Work to complete: Restate, word for word, all of the material shown below.

——————

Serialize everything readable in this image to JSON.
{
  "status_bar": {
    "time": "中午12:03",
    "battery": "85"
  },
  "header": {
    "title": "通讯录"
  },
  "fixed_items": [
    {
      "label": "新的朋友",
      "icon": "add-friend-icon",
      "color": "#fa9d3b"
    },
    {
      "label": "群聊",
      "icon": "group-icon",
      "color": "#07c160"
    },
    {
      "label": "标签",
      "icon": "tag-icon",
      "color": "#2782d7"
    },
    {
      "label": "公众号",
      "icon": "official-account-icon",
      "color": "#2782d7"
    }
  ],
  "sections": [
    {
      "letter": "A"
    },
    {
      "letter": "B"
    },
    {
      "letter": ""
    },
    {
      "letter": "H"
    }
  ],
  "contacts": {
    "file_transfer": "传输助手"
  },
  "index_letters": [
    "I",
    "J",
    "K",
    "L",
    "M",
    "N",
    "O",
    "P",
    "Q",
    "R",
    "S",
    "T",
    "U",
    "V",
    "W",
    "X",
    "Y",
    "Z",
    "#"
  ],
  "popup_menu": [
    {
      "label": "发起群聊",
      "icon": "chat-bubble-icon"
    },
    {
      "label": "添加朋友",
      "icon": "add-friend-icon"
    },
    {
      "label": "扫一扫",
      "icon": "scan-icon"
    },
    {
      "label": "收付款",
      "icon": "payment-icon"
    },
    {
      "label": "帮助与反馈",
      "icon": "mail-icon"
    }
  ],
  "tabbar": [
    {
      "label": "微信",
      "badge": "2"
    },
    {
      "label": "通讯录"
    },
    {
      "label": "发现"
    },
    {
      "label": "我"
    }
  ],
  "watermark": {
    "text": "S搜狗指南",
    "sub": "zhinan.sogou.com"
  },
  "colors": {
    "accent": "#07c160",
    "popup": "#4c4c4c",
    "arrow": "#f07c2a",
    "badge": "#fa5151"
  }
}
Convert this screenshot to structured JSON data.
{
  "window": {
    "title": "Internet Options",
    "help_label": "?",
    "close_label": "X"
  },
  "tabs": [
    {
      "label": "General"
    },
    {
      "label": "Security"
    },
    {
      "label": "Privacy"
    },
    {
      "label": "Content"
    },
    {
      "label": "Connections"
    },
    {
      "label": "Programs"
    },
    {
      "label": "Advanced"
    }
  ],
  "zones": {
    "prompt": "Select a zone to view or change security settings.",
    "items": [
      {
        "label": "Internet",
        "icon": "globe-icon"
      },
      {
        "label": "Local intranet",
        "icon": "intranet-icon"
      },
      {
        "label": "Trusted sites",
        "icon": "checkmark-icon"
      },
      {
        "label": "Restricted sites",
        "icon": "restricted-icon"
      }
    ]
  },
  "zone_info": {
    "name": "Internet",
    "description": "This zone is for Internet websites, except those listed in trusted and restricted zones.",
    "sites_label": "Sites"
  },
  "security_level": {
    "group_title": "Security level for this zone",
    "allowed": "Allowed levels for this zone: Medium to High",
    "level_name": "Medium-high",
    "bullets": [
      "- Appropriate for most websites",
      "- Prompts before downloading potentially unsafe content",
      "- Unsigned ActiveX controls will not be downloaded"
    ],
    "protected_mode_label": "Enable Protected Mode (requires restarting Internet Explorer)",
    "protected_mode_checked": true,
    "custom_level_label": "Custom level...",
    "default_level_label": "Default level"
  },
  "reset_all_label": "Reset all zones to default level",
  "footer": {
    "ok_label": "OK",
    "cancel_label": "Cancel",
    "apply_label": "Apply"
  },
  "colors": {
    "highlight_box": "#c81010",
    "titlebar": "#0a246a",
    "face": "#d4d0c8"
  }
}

——————

Reply to the task:
Serialize everything readable in this image to JSON.
{
  "status_bar": {
    "time": "中午12:03",
    "battery": "85"
  },
  "header": {
    "title": "通讯录"
  },
  "fixed_items": [
    {
      "label": "新的朋友",
      "icon": "add-friend-icon",
      "color": "#fa9d3b"
    },
    {
      "label": "群聊",
      "icon": "group-icon",
      "color": "#07c160"
    },
    {
      "label": "标签",
      "icon": "tag-icon",
      "color": "#2782d7"
    },
    {
      "label": "公众号",
      "icon": "official-account-icon",
      "color": "#2782d7"
    }
  ],
  "sections": [
    {
      "letter": "A"
    },
    {
      "letter": "B"
    },
    {
      "letter": ""
    },
    {
      "letter": "H"
    }
  ],
  "contacts": {
    "file_transfer": "传输助手"
  },
  "index_letters": [
    "I",
    "J",
    "K",
    "L",
    "M",
    "N",
    "O",
    "P",
    "Q",
    "R",
    "S",
    "T",
    "U",
    "V",
    "W",
    "X",
    "Y",
    "Z",
    "#"
  ],
  "popup_menu": [
    {
      "label": "发起群聊",
      "icon": "chat-bubble-icon"
    },
    {
      "label": "添加朋友",
      "icon": "add-friend-icon"
    },
    {
      "label": "扫一扫",
      "icon": "scan-icon"
    },
    {
      "label": "收付款",
      "icon": "payment-icon"
    },
    {
      "label": "帮助与反馈",
      "icon": "mail-icon"
    }
  ],
  "tabbar": [
    {
      "label": "微信",
      "badge": "2"
    },
    {
      "label": "通讯录"
    },
    {
      "label": "发现"
    },
    {
      "label": "我"
    }
  ],
  "watermark": {
    "text": "S搜狗指南",
    "sub": "zhinan.sogou.com"
  },
  "colors": {
    "accent": "#07c160",
    "popup": "#4c4c4c",
    "arrow": "#f07c2a",
    "badge": "#fa5151"
  }
}
Convert this screenshot to structured JSON data.
{
  "window": {
    "title": "Internet Options",
    "help_label": "?",
    "close_label": "X"
  },
  "tabs": [
    {
      "label": "General"
    },
    {
      "label": "Security"
    },
    {
      "label": "Privacy"
    },
    {
      "label": "Content"
    },
    {
      "label": "Connections"
    },
    {
      "label": "Programs"
    },
    {
      "label": "Advanced"
    }
  ],
  "zones": {
    "prompt": "Select a zone to view or change security settings.",
    "items": [
      {
        "label": "Internet",
        "icon": "globe-icon"
      },
      {
        "label": "Local intranet",
        "icon": "intranet-icon"
      },
      {
        "label": "Trusted sites",
        "icon": "checkmark-icon"
      },
      {
        "label": "Restricted sites",
        "icon": "restricted-icon"
      }
    ]
  },
  "zone_info": {
    "name": "Internet",
    "description": "This zone is for Internet websites, except those listed in trusted and restricted zones.",
    "sites_label": "Sites"
  },
  "security_level": {
    "group_title": "Security level for this zone",
    "allowed": "Allowed levels for this zone: Medium to High",
    "level_name": "Medium-high",
    "bullets": [
      "- Appropriate for most websites",
      "- Prompts before downloading potentially unsafe content",
      "- Unsigned ActiveX controls will not be downloaded"
    ],
    "protected_mode_label": "Enable Protected Mode (requires restarting Internet Explorer)",
    "protected_mode_checked": true,
    "custom_level_label": "Custom level...",
    "default_level_label": "Default level"
  },
  "reset_all_label": "Reset all zones to default level",
  "footer": {
    "ok_label": "OK",
    "cancel_label": "Cancel",
    "apply_label": "Apply"
  },
  "colors": {
    "highlight_box": "#c81010",
    "titlebar": "#0a246a",
    "face": "#d4d0c8"
  }
}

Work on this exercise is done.